Could you output each line of the data that follows exactly?

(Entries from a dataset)
%%

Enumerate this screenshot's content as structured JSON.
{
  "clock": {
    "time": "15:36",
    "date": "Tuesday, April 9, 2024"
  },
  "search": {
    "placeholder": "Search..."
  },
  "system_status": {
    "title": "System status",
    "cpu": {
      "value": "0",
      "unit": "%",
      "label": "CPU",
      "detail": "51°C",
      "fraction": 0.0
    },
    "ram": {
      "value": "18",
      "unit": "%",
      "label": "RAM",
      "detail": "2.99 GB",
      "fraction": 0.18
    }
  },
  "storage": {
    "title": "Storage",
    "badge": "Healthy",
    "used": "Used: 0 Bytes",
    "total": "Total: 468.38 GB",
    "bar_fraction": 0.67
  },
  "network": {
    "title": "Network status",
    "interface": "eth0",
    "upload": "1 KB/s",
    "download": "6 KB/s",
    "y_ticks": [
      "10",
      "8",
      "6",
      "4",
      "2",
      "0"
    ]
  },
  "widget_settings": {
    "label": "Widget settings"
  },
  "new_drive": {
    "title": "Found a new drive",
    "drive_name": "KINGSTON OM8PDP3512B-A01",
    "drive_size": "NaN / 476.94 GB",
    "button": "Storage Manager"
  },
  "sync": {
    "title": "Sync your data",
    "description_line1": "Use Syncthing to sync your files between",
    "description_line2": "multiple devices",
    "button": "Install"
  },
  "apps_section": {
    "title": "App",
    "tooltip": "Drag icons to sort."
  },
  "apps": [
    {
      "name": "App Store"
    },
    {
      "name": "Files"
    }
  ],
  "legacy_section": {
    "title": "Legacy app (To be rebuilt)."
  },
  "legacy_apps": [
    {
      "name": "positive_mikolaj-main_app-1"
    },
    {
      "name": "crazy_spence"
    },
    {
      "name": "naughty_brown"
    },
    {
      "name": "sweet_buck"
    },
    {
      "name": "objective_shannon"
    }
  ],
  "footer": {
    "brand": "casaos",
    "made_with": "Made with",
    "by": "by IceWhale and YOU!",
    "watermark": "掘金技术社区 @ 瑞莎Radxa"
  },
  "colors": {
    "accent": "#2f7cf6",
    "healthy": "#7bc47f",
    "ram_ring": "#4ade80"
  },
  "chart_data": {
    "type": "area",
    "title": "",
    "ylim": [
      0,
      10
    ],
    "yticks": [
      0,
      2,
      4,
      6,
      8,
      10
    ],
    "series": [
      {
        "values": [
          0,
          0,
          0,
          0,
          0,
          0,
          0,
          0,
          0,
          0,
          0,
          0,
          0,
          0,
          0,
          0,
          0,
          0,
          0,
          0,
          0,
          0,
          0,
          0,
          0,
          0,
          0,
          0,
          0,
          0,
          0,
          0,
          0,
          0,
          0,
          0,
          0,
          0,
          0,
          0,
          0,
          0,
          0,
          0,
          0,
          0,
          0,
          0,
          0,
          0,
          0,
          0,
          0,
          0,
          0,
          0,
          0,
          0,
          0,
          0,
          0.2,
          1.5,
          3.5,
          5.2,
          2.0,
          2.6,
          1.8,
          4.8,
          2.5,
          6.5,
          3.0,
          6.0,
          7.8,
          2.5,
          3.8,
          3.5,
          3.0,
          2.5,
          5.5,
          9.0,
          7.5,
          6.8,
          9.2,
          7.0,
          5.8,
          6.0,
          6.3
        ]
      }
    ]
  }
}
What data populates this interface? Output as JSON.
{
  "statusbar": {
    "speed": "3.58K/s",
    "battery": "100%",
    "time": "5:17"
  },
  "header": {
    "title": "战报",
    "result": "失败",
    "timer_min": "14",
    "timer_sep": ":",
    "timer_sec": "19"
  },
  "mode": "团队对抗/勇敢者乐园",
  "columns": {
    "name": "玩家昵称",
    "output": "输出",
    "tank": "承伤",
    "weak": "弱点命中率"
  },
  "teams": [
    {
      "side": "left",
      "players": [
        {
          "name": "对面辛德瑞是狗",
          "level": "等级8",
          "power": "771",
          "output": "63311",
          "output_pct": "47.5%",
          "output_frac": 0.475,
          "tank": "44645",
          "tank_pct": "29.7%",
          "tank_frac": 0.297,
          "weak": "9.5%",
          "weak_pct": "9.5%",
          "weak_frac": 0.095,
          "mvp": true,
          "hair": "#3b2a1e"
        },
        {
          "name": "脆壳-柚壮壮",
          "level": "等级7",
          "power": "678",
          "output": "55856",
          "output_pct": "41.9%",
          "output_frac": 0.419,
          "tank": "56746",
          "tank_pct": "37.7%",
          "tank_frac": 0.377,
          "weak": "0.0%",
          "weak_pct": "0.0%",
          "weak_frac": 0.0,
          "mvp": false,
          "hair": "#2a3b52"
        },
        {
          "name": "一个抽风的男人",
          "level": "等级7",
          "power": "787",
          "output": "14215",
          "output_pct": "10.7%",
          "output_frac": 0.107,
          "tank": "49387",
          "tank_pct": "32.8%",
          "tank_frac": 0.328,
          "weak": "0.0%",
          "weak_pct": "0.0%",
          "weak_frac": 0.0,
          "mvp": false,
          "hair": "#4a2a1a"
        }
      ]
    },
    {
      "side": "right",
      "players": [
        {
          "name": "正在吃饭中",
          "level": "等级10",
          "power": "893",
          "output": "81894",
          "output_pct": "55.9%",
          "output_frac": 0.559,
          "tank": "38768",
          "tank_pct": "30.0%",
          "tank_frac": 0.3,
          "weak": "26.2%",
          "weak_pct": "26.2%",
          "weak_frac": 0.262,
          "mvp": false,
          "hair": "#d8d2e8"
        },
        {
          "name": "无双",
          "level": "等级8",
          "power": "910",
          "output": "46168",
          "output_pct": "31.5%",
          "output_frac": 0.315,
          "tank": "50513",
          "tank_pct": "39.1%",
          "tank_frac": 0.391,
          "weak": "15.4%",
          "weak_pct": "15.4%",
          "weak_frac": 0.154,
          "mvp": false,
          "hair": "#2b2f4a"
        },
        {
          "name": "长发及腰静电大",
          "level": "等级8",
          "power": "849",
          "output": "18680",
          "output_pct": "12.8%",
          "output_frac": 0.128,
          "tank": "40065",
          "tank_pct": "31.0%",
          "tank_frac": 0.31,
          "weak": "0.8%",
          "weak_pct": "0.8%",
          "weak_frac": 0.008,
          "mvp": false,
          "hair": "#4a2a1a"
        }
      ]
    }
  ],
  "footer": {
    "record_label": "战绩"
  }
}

%%

• _Answer for the task_
Enumerate this screenshot's content as structured JSON.
{
  "clock": {
    "time": "15:36",
    "date": "Tuesday, April 9, 2024"
  },
  "search": {
    "placeholder": "Search..."
  },
  "system_status": {
    "title": "System status",
    "cpu": {
      "value": "0",
      "unit": "%",
      "label": "CPU",
      "detail": "51°C",
      "fraction": 0.0
    },
    "ram": {
      "value": "18",
      "unit": "%",
      "label": "RAM",
      "detail": "2.99 GB",
      "fraction": 0.18
    }
  },
  "storage": {
    "title": "Storage",
    "badge": "Healthy",
    "used": "Used: 0 Bytes",
    "total": "Total: 468.38 GB",
    "bar_fraction": 0.67
  },
  "network": {
    "title": "Network status",
    "interface": "eth0",
    "upload": "1 KB/s",
    "download": "6 KB/s",
    "y_ticks": [
      "10",
      "8",
      "6",
      "4",
      "2",
      "0"
    ]
  },
  "widget_settings": {
    "label": "Widget settings"
  },
  "new_drive": {
    "title": "Found a new drive",
    "drive_name": "KINGSTON OM8PDP3512B-A01",
    "drive_size": "NaN / 476.94 GB",
    "button": "Storage Manager"
  },
  "sync": {
    "title": "Sync your data",
    "description_line1": "Use Syncthing to sync your files between",
    "description_line2": "multiple devices",
    "button": "Install"
  },
  "apps_section": {
    "title": "App",
    "tooltip": "Drag icons to sort."
  },
  "apps": [
    {
      "name": "App Store"
    },
    {
      "name": "Files"
    }
  ],
  "legacy_section": {
    "title": "Legacy app (To be rebuilt)."
  },
  "legacy_apps": [
    {
      "name": "positive_mikolaj-main_app-1"
    },
    {
      "name": "crazy_spence"
    },
    {
      "name": "naughty_brown"
    },
    {
      "name": "sweet_buck"
    },
    {
      "name": "objective_shannon"
    }
  ],
  "footer": {
    "brand": "casaos",
    "made_with": "Made with",
    "by": "by IceWhale and YOU!",
    "watermark": "掘金技术社区 @ 瑞莎Radxa"
  },
  "colors": {
    "accent": "#2f7cf6",
    "healthy": "#7bc47f",
    "ram_ring": "#4ade80"
  },
  "chart_data": {
    "type": "area",
    "title": "",
    "ylim": [
      0,
      10
    ],
    "yticks": [
      0,
      2,
      4,
      6,
      8,
      10
    ],
    "series": [
      {
        "values": [
          0,
          0,
          0,
          0,
          0,
          0,
          0,
          0,
          0,
          0,
          0,
          0,
          0,
          0,
          0,
          0,
          0,
          0,
          0,
          0,
          0,
          0,
          0,
          0,
          0,
          0,
          0,
          0,
          0,
          0,
          0,
          0,
          0,
          0,
          0,
          0,
          0,
          0,
          0,
          0,
          0,
          0,
          0,
          0,
          0,
          0,
          0,
          0,
          0,
          0,
          0,
          0,
          0,
          0,
          0,
          0,
          0,
          0,
          0,
          0,
          0.2,
          1.5,
          3.5,
          5.2,
          2.0,
          2.6,
          1.8,
          4.8,
          2.5,
          6.5,
          3.0,
          6.0,
          7.8,
          2.5,
          3.8,
          3.5,
          3.0,
          2.5,
          5.5,
          9.0,
          7.5,
          6.8,
          9.2,
          7.0,
          5.8,
          6.0,
          6.3
        ]
      }
    ]
  }
}
What data populates this interface? Output as JSON.
{
  "statusbar": {
    "speed": "3.58K/s",
    "battery": "100%",
    "time": "5:17"
  },
  "header": {
    "title": "战报",
    "result": "失败",
    "timer_min": "14",
    "timer_sep": ":",
    "timer_sec": "19"
  },
  "mode": "团队对抗/勇敢者乐园",
  "columns": {
    "name": "玩家昵称",
    "output": "输出",
    "tank": "承伤",
    "weak": "弱点命中率"
  },
  "teams": [
    {
      "side": "left",
      "players": [
        {
          "name": "对面辛德瑞是狗",
          "level": "等级8",
          "power": "771",
          "output": "63311",
          "output_pct": "47.5%",
          "output_frac": 0.475,
          "tank": "44645",
          "tank_pct": "29.7%",
          "tank_frac": 0.297,
          "weak": "9.5%",
          "weak_pct": "9.5%",
          "weak_frac": 0.095,
          "mvp": true,
          "hair": "#3b2a1e"
        },
        {
          "name": "脆壳-柚壮壮",
          "level": "等级7",
          "power": "678",
          "output": "55856",
          "output_pct": "41.9%",
          "output_frac": 0.419,
          "tank": "56746",
          "tank_pct": "37.7%",
          "tank_frac": 0.377,
          "weak": "0.0%",
          "weak_pct": "0.0%",
          "weak_frac": 0.0,
          "mvp": false,
          "hair": "#2a3b52"
        },
        {
          "name": "一个抽风的男人",
          "level": "等级7",
          "power": "787",
          "output": "14215",
          "output_pct": "10.7%",
          "output_frac": 0.107,
          "tank": "49387",
          "tank_pct": "32.8%",
          "tank_frac": 0.328,
          "weak": "0.0%",
          "weak_pct": "0.0%",
          "weak_frac": 0.0,
          "mvp": false,
          "hair": "#4a2a1a"
        }
      ]
    },
    {
      "side": "right",
      "players": [
        {
          "name": "正在吃饭中",
          "level": "等级10",
          "power": "893",
          "output": "81894",
          "output_pct": "55.9%",
          "output_frac": 0.559,
          "tank": "38768",
          "tank_pct": "30.0%",
          "tank_frac": 0.3,
          "weak": "26.2%",
          "weak_pct": "26.2%",
          "weak_frac": 0.262,
          "mvp": false,
          "hair": "#d8d2e8"
        },
        {
          "name": "无双",
          "level": "等级8",
          "power": "910",
          "output": "46168",
          "output_pct": "31.5%",
          "output_frac": 0.315,
          "tank": "50513",
          "tank_pct": "39.1%",
          "tank_frac": 0.391,
          "weak": "15.4%",
          "weak_pct": "15.4%",
          "weak_frac": 0.154,
          "mvp": false,
          "hair": "#2b2f4a"
        },
        {
          "name": "长发及腰静电大",
          "level": "等级8",
          "power": "849",
          "output": "18680",
          "output_pct": "12.8%",
          "output_frac": 0.128,
          "tank": "40065",
          "tank_pct": "31.0%",
          "tank_frac": 0.31,
          "weak": "0.8%",
          "weak_pct": "0.8%",
          "weak_frac": 0.008,
          "mvp": false,
          "hair": "#4a2a1a"
        }
      ]
    }
  ],
  "footer": {
    "record_label": "战绩"
  }
}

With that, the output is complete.